- **Task requirements**: Extract, from the records beneath this instruction, each line that contains the word "screenshot".
* Begin Supplied material *
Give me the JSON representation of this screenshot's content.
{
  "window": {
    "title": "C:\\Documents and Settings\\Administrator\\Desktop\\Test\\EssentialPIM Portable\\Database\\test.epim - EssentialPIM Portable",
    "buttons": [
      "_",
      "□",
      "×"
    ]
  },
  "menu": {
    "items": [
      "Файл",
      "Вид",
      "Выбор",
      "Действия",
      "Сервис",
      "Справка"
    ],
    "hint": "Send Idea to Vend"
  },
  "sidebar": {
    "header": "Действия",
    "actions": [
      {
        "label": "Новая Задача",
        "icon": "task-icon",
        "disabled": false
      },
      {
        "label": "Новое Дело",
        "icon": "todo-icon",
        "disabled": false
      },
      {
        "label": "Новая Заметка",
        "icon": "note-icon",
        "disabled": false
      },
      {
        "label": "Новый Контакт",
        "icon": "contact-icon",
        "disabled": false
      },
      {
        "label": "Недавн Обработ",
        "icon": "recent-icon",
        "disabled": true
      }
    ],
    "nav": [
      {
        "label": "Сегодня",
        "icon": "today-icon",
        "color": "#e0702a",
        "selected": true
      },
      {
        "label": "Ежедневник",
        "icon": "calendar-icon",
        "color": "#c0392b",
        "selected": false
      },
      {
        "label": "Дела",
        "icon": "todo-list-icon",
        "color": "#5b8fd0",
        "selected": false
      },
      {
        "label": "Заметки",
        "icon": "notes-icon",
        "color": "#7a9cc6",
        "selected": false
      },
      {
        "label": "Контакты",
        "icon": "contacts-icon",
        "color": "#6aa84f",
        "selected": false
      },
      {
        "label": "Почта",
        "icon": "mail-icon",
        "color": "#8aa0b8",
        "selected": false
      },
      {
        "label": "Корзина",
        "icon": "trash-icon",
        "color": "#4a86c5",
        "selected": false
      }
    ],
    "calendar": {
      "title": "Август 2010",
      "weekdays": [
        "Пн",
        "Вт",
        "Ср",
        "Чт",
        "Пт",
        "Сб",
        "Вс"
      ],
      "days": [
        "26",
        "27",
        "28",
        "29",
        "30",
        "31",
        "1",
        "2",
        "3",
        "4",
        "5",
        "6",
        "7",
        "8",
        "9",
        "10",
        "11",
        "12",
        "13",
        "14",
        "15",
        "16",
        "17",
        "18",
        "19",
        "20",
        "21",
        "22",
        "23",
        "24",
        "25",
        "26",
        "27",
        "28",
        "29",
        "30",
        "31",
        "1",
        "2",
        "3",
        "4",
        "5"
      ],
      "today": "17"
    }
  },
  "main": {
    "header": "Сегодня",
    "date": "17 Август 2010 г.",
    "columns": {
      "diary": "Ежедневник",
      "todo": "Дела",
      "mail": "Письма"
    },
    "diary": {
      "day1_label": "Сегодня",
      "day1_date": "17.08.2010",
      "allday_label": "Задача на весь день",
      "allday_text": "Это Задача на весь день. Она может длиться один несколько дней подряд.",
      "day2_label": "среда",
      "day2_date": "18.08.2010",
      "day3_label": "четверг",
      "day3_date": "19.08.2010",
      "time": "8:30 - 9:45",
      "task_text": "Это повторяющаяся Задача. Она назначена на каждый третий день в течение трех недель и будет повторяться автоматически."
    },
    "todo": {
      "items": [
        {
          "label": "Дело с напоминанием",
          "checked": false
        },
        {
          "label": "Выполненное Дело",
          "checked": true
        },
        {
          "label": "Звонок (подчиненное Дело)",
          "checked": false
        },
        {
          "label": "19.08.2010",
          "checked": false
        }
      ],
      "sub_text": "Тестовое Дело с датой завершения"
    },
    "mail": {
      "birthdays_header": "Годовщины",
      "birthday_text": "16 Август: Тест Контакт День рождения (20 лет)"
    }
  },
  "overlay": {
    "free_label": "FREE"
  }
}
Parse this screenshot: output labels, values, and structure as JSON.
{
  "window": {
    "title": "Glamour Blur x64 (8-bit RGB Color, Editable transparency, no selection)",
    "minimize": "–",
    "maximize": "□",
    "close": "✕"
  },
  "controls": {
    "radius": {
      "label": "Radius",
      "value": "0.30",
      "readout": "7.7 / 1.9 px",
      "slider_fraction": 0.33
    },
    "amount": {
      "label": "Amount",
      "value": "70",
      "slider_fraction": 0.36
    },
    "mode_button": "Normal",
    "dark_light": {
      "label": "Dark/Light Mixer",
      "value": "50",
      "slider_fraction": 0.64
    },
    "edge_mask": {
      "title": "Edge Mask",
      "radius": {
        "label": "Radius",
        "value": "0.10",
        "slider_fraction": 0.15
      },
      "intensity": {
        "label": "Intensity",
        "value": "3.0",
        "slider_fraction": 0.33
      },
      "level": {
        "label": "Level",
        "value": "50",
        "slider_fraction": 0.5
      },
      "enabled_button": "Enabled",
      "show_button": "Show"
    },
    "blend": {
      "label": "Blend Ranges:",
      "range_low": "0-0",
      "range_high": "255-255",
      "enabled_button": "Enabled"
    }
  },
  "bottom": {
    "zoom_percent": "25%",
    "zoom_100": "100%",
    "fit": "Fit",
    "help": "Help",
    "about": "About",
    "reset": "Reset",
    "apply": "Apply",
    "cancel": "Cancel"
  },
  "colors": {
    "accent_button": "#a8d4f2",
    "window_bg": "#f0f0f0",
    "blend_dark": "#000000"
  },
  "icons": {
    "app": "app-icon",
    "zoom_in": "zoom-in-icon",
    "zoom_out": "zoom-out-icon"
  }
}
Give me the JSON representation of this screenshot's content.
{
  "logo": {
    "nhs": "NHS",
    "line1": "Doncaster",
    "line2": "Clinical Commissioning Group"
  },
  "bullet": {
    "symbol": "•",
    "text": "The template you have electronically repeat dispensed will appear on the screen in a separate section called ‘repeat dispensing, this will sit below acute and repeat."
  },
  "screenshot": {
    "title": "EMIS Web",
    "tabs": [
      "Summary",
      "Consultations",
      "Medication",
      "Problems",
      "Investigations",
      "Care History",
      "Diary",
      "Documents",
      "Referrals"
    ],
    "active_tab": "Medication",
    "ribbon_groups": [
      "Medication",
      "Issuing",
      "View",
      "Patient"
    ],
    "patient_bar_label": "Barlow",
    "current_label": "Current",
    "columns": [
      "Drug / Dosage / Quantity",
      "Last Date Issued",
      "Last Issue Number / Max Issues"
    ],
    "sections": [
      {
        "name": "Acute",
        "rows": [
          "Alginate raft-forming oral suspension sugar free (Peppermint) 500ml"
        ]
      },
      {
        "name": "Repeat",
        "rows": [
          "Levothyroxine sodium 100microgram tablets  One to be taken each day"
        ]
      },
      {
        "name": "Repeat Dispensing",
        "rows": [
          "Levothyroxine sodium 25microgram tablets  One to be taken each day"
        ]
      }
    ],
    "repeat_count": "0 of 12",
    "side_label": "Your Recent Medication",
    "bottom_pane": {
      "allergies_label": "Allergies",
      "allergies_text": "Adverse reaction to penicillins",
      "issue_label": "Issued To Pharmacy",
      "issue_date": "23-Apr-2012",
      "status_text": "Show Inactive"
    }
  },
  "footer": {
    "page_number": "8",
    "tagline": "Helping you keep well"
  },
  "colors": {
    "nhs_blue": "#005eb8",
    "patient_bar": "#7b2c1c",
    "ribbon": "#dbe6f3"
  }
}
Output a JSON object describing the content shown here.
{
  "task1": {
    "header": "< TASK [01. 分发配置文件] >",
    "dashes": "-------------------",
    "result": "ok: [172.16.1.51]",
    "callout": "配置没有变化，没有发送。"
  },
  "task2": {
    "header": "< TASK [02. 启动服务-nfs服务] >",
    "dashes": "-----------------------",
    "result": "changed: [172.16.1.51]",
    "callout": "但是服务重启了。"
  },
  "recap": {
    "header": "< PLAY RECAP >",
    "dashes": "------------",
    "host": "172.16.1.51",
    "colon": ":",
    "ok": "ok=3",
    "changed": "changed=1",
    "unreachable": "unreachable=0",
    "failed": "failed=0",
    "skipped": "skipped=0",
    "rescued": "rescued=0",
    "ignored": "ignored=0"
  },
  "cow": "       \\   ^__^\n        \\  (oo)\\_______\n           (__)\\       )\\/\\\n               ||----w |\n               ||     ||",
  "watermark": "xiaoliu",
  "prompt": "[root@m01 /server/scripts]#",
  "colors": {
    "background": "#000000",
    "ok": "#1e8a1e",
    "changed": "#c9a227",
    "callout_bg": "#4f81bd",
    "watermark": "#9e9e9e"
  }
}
* End Supplied material *
- **Answer to the exercise**:
Give me the JSON representation of this screenshot's content.
Parse this screenshot: output labels, values, and structure as JSON.
Give me the JSON representation of this screenshot's content.
  "screenshot": {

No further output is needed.